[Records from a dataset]
++++++
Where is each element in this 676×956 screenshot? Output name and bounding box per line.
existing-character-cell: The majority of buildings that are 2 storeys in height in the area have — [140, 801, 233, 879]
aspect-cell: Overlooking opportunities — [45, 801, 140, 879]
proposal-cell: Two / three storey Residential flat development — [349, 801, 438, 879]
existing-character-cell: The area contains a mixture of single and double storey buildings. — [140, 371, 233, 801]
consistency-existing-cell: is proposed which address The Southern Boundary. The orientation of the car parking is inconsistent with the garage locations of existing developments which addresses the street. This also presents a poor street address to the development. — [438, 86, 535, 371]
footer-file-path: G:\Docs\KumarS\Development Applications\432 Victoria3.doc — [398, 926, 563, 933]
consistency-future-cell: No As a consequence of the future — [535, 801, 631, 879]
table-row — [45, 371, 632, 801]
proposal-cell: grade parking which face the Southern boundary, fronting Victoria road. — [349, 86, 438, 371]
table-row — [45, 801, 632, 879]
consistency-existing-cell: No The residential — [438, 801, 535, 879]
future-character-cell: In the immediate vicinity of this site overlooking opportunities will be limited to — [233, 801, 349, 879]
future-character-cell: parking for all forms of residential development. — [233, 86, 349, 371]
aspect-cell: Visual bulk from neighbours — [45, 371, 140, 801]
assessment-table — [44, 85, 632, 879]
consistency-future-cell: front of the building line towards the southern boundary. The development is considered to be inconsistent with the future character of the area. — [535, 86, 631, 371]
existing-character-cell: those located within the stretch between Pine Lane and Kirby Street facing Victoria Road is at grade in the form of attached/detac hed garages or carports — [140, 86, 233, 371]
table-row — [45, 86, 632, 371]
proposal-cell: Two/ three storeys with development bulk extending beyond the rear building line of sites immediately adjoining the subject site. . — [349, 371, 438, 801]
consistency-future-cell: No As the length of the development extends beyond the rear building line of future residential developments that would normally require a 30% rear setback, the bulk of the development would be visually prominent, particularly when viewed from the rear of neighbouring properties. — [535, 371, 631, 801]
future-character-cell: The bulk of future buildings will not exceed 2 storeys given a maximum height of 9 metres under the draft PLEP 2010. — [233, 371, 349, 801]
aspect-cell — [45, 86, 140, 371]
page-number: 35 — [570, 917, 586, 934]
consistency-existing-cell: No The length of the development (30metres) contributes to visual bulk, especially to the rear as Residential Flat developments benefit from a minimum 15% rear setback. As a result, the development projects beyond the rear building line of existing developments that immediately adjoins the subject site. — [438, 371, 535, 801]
++++++
• **Directive**
Count how many lines of the records above contain the word "will", with case mattering. Reply with the number alone.

• **Full output**
2